Some records
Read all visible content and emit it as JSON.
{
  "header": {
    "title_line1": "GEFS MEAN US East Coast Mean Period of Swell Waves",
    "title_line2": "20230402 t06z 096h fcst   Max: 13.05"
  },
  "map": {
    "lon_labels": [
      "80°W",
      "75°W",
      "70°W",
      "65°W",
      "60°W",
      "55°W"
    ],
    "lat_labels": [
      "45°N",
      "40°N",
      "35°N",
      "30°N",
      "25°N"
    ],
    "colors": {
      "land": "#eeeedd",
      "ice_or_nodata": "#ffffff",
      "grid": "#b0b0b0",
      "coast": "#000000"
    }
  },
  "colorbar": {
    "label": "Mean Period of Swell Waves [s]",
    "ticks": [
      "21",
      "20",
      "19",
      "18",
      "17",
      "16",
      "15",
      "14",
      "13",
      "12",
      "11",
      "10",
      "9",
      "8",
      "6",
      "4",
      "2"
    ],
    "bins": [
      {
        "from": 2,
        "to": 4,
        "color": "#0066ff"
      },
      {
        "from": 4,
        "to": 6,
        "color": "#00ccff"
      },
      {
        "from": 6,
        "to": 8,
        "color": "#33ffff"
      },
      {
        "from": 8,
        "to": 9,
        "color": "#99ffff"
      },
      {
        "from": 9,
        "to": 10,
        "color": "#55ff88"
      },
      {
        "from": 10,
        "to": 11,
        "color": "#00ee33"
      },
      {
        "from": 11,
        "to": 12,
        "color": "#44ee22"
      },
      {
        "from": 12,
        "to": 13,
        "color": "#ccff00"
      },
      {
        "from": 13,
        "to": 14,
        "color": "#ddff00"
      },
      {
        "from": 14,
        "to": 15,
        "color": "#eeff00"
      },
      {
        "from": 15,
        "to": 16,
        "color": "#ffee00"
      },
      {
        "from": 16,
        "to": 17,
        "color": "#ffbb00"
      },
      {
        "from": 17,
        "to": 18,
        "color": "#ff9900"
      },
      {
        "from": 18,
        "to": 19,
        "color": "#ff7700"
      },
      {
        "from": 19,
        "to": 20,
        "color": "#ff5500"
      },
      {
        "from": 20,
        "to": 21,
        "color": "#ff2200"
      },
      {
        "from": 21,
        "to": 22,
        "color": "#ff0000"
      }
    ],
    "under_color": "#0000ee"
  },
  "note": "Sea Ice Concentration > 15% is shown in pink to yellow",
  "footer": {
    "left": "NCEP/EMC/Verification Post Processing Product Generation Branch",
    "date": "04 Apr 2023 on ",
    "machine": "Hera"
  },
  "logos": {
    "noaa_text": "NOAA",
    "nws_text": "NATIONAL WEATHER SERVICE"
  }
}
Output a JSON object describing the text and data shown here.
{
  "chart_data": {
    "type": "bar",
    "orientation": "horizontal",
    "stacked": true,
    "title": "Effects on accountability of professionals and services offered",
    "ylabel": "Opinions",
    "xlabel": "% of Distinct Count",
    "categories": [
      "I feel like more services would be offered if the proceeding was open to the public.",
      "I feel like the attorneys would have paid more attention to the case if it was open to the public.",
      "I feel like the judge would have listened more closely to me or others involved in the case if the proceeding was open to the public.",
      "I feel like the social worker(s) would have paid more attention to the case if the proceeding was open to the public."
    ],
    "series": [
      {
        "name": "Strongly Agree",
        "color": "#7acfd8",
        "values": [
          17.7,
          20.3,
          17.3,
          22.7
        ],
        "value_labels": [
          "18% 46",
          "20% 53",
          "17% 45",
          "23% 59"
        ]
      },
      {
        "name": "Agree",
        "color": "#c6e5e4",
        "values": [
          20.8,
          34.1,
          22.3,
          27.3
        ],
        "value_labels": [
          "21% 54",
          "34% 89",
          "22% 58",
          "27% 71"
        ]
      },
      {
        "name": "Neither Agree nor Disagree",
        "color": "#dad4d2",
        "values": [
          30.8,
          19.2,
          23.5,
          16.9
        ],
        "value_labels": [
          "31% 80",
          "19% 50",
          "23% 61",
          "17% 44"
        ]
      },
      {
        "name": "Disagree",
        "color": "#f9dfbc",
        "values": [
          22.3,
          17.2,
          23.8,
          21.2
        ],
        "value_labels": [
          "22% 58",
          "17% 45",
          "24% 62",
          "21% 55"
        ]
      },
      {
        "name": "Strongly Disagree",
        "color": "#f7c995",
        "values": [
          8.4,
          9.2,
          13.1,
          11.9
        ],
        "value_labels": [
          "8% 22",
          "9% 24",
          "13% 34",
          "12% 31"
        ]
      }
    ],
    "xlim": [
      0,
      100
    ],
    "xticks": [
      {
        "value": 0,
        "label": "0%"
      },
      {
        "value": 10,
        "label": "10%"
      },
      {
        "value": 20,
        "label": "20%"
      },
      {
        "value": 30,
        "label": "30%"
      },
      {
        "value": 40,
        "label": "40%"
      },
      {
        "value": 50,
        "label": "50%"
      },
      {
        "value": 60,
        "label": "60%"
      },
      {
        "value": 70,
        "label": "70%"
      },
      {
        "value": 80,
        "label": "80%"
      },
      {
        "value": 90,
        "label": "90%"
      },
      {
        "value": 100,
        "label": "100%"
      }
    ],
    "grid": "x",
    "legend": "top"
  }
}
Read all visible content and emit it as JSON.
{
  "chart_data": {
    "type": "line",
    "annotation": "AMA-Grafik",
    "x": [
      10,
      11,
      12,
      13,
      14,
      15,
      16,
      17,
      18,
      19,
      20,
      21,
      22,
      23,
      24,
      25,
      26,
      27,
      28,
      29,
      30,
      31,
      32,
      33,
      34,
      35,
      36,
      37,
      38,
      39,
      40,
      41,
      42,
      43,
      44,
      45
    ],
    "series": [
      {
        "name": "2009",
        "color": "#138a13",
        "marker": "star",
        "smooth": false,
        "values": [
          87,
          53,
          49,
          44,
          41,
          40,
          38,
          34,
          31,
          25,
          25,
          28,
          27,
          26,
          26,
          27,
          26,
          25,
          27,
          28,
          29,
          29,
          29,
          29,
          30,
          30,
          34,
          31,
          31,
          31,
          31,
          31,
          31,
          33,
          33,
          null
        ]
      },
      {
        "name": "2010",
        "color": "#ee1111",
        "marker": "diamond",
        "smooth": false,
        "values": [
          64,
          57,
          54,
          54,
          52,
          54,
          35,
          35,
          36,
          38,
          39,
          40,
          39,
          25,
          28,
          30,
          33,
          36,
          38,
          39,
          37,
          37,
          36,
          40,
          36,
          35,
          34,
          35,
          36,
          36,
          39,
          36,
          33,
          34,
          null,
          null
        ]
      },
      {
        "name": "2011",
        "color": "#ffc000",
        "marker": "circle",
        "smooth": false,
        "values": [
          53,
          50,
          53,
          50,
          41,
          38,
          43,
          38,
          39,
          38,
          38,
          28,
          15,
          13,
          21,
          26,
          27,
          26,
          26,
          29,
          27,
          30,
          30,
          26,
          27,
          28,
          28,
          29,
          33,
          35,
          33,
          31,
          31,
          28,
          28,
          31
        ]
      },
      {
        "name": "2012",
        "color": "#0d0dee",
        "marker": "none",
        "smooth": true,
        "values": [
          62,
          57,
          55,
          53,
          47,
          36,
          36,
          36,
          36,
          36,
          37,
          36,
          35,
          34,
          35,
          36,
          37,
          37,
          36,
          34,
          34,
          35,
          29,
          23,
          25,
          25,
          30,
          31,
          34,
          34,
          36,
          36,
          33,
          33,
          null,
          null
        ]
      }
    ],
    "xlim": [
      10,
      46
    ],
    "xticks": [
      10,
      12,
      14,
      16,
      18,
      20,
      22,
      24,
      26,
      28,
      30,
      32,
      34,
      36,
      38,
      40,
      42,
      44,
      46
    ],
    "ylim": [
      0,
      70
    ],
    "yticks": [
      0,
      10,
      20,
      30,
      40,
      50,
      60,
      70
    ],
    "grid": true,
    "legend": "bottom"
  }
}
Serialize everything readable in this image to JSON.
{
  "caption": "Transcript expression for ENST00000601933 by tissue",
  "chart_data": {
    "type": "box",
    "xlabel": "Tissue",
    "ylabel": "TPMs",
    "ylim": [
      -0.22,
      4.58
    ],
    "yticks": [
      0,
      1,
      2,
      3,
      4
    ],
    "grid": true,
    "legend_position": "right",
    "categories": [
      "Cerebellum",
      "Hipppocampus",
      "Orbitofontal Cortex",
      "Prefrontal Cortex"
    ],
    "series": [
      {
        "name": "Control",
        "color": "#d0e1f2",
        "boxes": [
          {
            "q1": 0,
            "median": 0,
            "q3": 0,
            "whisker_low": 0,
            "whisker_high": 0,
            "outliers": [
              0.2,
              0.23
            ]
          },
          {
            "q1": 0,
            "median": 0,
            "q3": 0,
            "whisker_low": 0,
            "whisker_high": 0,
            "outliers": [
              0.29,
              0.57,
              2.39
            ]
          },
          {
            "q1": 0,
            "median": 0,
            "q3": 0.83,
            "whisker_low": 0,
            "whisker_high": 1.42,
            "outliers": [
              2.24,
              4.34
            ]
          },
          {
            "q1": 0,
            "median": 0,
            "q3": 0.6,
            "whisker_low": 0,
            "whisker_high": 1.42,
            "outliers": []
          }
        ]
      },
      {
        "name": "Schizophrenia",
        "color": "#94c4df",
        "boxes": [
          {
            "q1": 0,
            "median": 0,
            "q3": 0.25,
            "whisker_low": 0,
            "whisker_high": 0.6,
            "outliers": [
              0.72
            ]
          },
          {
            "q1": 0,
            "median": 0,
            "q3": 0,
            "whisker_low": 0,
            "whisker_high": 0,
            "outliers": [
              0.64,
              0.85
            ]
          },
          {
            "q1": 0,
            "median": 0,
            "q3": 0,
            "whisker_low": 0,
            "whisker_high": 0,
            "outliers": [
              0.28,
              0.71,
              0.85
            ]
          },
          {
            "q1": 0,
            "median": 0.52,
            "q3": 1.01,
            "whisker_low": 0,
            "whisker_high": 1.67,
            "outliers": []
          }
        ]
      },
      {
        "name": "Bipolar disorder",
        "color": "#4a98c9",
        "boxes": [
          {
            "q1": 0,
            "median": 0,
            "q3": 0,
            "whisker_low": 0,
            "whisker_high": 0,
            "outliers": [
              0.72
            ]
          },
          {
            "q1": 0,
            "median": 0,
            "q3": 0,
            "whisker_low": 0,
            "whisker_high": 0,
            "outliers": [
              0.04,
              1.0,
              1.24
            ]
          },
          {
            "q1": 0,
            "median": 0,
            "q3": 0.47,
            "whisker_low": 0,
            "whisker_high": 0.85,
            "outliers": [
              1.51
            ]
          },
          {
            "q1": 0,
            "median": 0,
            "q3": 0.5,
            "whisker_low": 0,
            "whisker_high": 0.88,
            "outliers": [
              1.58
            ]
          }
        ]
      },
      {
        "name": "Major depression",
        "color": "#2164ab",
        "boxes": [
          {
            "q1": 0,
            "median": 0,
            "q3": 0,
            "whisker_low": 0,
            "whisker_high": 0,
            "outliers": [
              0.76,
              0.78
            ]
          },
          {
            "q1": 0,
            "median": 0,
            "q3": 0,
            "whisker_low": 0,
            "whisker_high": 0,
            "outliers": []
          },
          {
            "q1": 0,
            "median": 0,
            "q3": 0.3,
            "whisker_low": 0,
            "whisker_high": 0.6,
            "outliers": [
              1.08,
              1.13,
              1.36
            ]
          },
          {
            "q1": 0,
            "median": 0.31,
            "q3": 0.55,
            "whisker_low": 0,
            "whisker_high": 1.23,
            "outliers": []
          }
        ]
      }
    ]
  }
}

**TASK**:
Read the data above. Pull out each line in which the string "Disagree" appears.

**RESPONSE FOR THIS EXERCISE**:
        "name": "Neither Agree nor Disagree",
        "name": "Disagree",
        "name": "Strongly Disagree",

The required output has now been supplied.